**Given problem 1:** Reproduce the post about the French liner L'Atlantique word for word, in full.

**Passage to read:**
Tuesday, July 6, 2010

Savoir Faire to L'Amerique du Sud

Back in the golden age of crossing the Atlantic in the 1930’s it was a vast competition between the various Northern European countries to see who could out do each other on the North Atlantic Run. The French had the joie de vie and luxury of the Ile de France and the Normandie. The British had the reliability and sedateness of the Queen Mary. The Germans had the racing thoroughbreds, Bremen and Europa, The Italians had the dolce vita of the Rex and Dutch had the Nieuw Amsterdam, dubbed the ship of tomorrow.

Crossing the North Atlantic was a way of life for many; however the South Atlantic voyage from Marseilles to Buenos Aires had its own star. L’Atlantique! A forerunner to the fabled Normandie in concept, this liner had all the savoir faire of other French line ships, however has largely been forgotten due to an early demise. In my humbled opinion, I think she was decorated even better than the Normandie!

Although not an attractive ship from the outside, this gave no indication as to stunning interiors that greeted the passenger once inside. Her interior spaces were not intimate by any means. They were large, grand, luxurious spaces that indicated that you were travelling first class all the way.

These interiors were the culmination of Art Deco, refining the “ocean liner” style that was introduced on the “Ile de France” several years earlier for the North Atlantic. Modern wood panelling, marble and lacquered panels abounded.

On embarkation passengers were received in a fabulous lobby with stores (not like today’s tack duty free and souvenir stores) with purveyors offering the latest from a new Renault to perfume and flowers.

**Extracted information:**
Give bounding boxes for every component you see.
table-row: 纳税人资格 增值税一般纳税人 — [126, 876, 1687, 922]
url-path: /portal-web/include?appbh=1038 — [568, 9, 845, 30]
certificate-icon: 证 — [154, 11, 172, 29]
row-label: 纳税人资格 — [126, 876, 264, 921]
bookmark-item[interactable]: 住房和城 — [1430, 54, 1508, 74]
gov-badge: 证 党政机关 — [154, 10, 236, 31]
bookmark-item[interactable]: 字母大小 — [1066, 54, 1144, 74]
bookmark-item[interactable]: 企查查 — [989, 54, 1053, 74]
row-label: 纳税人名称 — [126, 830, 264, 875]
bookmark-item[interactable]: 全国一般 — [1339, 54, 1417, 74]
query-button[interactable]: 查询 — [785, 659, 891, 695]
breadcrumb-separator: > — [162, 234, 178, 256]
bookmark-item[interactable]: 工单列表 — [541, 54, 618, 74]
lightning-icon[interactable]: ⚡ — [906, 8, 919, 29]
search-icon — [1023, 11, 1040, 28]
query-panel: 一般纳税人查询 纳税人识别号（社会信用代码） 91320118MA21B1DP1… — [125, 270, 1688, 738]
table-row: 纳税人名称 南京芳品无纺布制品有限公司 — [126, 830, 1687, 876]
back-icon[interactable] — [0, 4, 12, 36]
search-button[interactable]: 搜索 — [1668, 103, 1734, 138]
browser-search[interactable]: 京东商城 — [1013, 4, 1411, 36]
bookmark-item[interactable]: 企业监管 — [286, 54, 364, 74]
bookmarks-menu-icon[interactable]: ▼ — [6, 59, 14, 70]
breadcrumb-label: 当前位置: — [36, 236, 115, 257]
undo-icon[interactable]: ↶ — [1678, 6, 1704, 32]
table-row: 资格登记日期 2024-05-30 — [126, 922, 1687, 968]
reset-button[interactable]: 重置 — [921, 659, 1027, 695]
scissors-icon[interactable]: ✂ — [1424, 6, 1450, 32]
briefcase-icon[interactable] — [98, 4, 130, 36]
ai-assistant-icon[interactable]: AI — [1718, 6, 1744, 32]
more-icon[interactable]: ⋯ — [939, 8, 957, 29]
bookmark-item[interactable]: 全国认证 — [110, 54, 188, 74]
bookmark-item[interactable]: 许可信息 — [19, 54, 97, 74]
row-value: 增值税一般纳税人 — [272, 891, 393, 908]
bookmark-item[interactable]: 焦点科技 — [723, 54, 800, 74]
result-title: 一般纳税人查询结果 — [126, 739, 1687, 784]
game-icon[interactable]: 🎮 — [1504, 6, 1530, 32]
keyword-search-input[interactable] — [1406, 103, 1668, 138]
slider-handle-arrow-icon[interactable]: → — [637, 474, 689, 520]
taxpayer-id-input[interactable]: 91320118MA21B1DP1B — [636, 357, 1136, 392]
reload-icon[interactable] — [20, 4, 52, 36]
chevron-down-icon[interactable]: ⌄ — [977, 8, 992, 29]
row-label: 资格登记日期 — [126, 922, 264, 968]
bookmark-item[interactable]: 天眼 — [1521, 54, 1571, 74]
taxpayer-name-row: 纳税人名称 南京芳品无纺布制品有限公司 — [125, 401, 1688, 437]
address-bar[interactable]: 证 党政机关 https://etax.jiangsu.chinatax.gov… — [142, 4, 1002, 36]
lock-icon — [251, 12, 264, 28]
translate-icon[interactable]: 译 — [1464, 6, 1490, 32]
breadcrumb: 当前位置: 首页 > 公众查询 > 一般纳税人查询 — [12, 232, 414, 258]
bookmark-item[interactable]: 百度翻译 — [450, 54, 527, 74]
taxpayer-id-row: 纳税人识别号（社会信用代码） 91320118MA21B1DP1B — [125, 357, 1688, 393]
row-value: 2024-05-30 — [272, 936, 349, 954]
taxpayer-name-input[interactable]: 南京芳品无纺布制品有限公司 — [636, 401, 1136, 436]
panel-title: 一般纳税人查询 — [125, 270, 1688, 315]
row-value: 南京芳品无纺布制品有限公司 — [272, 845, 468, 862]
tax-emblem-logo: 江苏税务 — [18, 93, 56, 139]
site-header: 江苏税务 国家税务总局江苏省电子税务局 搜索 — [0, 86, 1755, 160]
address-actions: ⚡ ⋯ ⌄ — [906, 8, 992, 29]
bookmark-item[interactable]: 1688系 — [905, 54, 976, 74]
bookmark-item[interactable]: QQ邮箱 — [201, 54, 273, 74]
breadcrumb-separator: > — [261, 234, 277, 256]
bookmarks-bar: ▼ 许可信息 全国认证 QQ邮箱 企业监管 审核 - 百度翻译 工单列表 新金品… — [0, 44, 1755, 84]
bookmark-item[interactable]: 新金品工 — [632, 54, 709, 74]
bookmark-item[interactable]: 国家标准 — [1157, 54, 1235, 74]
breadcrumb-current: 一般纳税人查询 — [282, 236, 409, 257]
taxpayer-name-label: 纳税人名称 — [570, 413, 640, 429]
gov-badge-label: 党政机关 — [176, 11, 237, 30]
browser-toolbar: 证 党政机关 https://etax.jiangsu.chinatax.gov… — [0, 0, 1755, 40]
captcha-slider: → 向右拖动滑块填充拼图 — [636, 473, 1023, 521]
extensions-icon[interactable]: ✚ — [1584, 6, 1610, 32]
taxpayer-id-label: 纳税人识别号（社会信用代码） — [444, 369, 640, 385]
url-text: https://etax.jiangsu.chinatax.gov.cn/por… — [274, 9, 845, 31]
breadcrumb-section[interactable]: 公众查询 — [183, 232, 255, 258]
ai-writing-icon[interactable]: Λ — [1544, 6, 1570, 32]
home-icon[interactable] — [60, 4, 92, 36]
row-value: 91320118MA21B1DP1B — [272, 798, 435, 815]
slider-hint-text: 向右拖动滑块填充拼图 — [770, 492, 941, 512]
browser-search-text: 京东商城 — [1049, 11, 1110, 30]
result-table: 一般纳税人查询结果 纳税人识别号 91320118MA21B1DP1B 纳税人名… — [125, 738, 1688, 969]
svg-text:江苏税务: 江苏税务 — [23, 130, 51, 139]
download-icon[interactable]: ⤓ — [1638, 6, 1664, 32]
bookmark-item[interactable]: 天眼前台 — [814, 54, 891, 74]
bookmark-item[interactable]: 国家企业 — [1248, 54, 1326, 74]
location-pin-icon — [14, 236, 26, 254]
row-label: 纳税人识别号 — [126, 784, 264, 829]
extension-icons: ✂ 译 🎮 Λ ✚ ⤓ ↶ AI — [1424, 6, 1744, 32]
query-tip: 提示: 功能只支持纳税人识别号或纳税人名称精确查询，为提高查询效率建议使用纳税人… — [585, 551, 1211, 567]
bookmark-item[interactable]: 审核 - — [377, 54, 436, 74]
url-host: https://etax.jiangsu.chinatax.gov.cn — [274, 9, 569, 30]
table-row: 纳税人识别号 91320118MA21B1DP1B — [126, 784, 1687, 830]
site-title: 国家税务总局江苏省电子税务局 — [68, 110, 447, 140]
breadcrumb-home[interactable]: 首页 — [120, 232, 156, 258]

**Given problem 2:** Quote the rows from the first one through the line containing "row-label: 纳税人名称 — [126, 830, 264, 875]", including both, with every character unchanged.

**Worked answer 1:**
Tuesday, July 6, 2010

Savoir Faire to L'Amerique du Sud

Back in the golden age of crossing the Atlantic in the 1930’s it was a vast competition between the various Northern European countries to see who could out do each other on the North Atlantic Run. The French had the joie de vie and luxury of the Ile de France and the Normandie. The British had the reliability and sedateness of the Queen Mary. The Germans had the racing thoroughbreds, Bremen and Europa, The Italians had the dolce vita of the Rex and Dutch had the Nieuw Amsterdam, dubbed the ship of tomorrow.

Crossing the North Atlantic was a way of life for many; however the South Atlantic voyage from Marseilles to Buenos Aires had its own star. L’Atlantique! A forerunner to the fabled Normandie in concept, this liner had all the savoir faire of other French line ships, however has largely been forgotten due to an early demise. In my humbled opinion, I think she was decorated even better than the Normandie!

Although not an attractive ship from the outside, this gave no indication as to stunning interiors that greeted the passenger once inside. Her interior spaces were not intimate by any means. They were large, grand, luxurious spaces that indicated that you were travelling first class all the way.

These interiors were the culmination of Art Deco, refining the “ocean liner” style that was introduced on the “Ile de France” several years earlier for the North Atlantic. Modern wood panelling, marble and lacquered panels abounded.

On embarkation passengers were received in a fabulous lobby with stores (not like today’s tack duty free and souvenir stores) with purveyors offering the latest from a new Renault to perfume and flowers.

**Worked answer 2:**
Give bounding boxes for every component you see.
table-row: 纳税人资格 增值税一般纳税人 — [126, 876, 1687, 922]
url-path: /portal-web/include?appbh=1038 — [568, 9, 845, 30]
certificate-icon: 证 — [154, 11, 172, 29]
row-label: 纳税人资格 — [126, 876, 264, 921]
bookmark-item[interactable]: 住房和城 — [1430, 54, 1508, 74]
gov-badge: 证 党政机关 — [154, 10, 236, 31]
bookmark-item[interactable]: 字母大小 — [1066, 54, 1144, 74]
bookmark-item[interactable]: 企查查 — [989, 54, 1053, 74]
row-label: 纳税人名称 — [126, 830, 264, 875]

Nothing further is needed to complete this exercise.